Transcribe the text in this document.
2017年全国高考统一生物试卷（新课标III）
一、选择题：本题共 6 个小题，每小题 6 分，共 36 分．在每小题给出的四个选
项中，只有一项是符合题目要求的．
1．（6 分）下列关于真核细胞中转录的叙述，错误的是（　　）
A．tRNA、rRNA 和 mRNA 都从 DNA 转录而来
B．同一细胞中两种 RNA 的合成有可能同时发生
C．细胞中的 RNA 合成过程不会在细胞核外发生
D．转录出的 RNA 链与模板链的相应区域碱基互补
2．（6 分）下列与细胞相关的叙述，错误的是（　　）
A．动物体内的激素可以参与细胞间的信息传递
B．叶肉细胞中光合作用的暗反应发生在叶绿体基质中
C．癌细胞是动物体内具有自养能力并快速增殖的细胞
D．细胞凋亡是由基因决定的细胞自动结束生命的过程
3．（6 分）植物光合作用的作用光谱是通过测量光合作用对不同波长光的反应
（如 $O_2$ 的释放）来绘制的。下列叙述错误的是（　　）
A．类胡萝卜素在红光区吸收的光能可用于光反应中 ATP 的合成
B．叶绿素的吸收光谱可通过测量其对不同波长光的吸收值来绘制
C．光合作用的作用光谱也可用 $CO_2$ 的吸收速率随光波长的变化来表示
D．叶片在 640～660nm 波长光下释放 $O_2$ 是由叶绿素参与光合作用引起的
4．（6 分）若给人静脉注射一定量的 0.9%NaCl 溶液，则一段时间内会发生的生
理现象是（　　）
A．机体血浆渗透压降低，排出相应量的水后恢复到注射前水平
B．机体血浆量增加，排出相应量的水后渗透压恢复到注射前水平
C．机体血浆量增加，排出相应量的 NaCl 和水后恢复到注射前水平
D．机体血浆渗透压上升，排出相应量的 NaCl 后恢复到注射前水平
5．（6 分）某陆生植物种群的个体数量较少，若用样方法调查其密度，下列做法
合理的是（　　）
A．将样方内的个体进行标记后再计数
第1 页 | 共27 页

■ ■ ■ ■ ■ ■ ■

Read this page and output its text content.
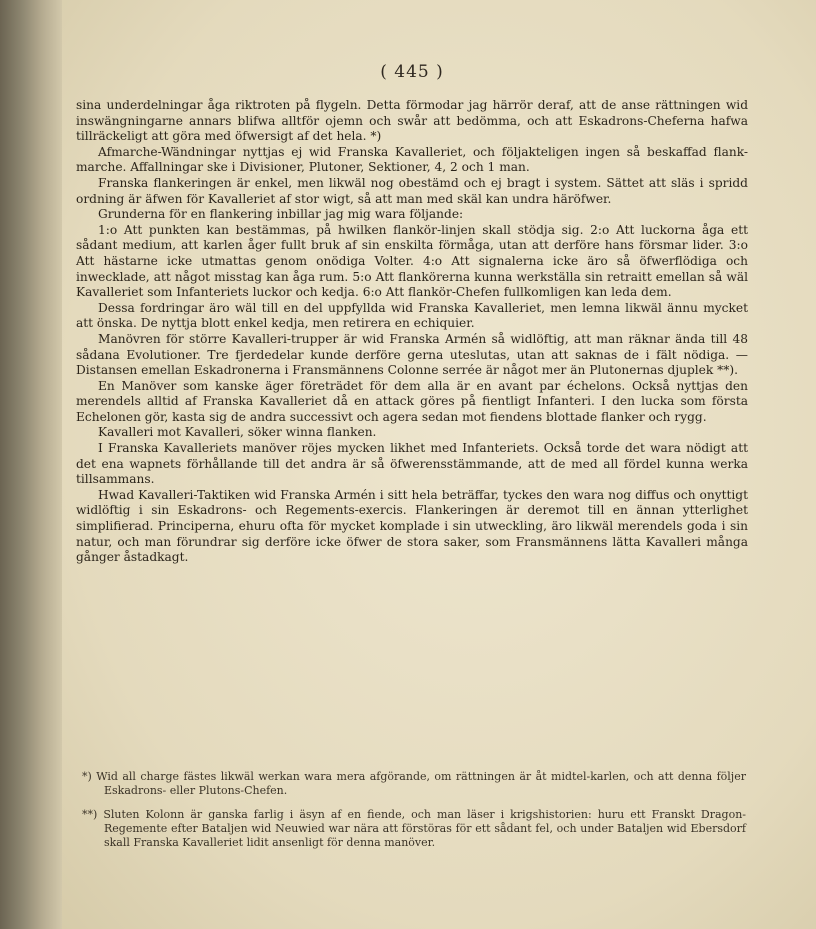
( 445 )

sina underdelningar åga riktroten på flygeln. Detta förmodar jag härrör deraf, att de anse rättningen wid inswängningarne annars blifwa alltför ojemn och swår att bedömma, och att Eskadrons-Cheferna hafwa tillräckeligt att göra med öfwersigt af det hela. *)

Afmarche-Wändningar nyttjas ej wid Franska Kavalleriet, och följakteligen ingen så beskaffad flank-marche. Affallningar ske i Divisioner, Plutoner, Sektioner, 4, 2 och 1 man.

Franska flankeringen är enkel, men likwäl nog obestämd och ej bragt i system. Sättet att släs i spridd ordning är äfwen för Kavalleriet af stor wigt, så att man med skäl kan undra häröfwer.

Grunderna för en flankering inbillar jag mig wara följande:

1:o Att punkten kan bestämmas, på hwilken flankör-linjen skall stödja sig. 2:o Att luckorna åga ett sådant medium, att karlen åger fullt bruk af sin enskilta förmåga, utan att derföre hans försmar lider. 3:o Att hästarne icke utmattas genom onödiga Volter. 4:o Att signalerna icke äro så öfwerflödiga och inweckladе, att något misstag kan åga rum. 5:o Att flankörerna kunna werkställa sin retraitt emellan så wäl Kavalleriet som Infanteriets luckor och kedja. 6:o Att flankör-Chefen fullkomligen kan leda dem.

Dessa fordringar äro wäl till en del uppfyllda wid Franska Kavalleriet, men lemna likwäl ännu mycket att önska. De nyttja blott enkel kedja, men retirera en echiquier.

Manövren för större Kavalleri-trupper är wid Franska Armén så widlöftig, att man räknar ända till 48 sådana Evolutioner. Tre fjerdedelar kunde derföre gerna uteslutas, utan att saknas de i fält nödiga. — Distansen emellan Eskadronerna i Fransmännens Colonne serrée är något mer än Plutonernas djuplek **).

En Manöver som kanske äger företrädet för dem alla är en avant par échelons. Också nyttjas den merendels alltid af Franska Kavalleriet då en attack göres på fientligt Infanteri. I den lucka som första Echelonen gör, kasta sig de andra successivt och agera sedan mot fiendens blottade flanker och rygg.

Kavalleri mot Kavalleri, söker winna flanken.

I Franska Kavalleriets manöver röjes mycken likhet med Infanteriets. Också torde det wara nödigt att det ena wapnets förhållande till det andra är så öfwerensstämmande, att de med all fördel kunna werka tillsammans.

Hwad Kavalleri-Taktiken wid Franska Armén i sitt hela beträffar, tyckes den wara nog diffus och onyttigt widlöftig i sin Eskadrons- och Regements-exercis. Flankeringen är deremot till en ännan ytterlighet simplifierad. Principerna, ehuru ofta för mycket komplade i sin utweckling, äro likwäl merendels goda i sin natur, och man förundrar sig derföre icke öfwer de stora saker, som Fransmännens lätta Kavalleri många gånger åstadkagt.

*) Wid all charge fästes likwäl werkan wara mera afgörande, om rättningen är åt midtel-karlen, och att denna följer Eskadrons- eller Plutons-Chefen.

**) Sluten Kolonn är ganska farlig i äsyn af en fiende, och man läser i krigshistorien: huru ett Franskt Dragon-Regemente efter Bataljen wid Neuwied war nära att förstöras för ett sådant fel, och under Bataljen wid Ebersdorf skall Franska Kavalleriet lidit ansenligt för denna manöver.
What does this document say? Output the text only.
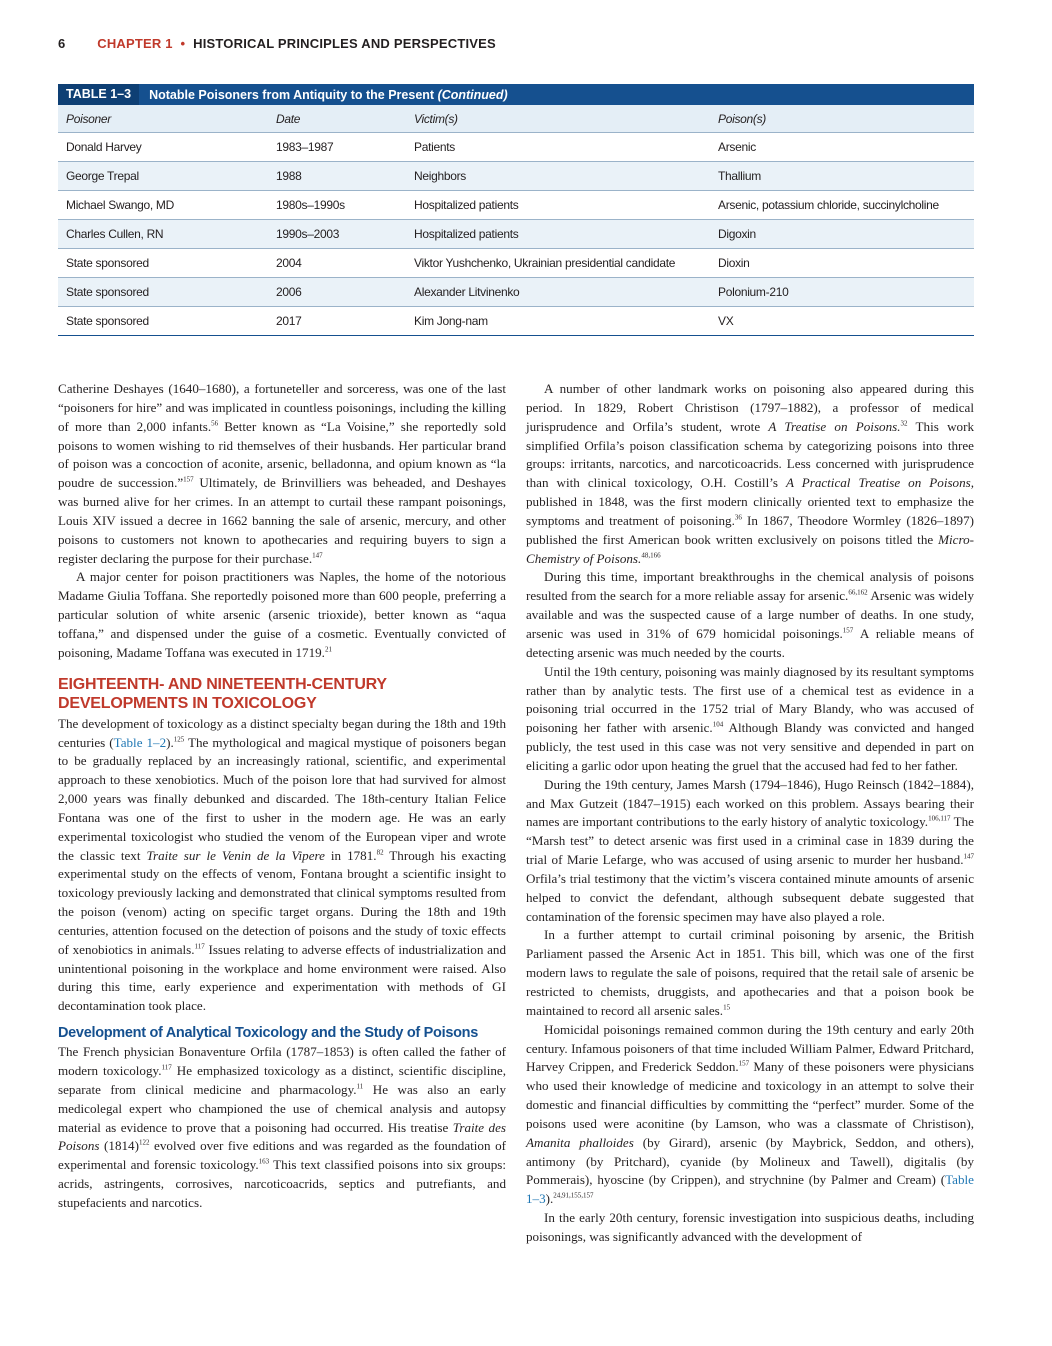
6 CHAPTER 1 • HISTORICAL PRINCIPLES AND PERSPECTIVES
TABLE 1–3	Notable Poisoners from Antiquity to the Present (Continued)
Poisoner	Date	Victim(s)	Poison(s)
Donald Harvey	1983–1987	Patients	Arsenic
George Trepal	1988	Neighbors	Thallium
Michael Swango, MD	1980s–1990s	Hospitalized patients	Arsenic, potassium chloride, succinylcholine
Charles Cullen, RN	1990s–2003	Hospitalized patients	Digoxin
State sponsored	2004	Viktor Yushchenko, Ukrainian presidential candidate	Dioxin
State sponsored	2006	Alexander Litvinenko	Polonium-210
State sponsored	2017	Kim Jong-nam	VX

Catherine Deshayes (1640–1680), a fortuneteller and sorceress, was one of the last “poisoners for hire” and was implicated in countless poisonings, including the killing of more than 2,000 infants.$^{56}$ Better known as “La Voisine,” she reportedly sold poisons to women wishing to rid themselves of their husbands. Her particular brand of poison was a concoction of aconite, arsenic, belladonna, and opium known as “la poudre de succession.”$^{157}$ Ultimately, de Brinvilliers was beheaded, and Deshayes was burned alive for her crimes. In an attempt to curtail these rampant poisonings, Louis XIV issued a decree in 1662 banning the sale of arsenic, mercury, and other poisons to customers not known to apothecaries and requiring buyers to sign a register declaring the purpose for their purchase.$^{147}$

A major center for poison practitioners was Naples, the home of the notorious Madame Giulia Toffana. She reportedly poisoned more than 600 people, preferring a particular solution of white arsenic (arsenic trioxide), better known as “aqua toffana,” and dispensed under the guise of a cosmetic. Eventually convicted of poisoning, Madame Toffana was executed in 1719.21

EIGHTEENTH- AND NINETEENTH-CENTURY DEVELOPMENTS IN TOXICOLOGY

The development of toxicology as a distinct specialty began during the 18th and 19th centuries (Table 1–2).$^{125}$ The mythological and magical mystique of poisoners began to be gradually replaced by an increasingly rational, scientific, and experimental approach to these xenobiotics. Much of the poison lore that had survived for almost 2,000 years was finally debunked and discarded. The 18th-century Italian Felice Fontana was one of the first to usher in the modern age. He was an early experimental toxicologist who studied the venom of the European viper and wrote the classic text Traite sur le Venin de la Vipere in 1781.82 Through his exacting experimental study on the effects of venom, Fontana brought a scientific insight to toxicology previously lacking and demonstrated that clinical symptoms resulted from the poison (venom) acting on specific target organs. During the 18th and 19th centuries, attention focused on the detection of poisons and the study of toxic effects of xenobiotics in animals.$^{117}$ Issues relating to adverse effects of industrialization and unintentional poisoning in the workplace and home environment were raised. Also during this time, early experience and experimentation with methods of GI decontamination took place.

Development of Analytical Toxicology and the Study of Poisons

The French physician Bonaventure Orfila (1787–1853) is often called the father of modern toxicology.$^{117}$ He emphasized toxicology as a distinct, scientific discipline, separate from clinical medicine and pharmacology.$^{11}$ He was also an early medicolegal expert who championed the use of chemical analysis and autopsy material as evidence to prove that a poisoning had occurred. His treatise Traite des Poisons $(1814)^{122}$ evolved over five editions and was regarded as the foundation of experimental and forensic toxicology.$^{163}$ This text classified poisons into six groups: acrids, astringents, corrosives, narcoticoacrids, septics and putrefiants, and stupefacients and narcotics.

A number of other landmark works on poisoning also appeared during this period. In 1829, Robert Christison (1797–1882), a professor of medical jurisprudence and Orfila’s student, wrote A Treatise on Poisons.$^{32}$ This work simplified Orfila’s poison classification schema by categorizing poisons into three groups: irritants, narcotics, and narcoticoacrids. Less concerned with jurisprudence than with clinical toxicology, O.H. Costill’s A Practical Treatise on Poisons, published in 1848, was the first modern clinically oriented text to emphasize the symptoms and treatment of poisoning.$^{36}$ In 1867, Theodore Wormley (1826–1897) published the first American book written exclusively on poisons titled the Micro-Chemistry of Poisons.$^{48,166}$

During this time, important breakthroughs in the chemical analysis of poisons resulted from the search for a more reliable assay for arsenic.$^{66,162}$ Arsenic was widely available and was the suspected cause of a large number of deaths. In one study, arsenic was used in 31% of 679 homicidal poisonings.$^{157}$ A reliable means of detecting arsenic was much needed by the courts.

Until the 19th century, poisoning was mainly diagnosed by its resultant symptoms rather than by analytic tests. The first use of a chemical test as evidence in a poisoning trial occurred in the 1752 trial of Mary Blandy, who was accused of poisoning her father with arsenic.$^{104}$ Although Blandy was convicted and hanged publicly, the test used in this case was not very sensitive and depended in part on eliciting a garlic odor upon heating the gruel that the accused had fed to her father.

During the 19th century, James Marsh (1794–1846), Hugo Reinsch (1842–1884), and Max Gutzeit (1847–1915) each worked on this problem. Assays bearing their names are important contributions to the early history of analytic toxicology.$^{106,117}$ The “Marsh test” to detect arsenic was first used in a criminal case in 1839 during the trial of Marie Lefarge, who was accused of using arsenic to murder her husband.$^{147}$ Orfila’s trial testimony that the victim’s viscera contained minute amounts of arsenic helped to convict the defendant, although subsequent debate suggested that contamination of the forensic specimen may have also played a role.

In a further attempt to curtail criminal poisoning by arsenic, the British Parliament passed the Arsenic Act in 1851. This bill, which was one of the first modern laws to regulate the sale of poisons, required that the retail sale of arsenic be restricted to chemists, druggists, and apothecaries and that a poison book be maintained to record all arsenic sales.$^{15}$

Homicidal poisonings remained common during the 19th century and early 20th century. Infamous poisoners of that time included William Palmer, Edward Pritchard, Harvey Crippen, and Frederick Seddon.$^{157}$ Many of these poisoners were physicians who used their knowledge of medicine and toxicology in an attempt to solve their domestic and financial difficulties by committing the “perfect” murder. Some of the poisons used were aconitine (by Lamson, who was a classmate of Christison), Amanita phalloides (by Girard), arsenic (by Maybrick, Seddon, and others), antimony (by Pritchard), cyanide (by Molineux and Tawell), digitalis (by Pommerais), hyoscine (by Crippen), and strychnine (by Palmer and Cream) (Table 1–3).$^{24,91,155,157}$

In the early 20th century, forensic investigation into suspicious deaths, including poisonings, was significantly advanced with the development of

■ ■ ■ ■ ■ ■ ■

### Exercise description
For the word "father", count how many lines of the entries contain it; give the number and nothing more.

### Result
2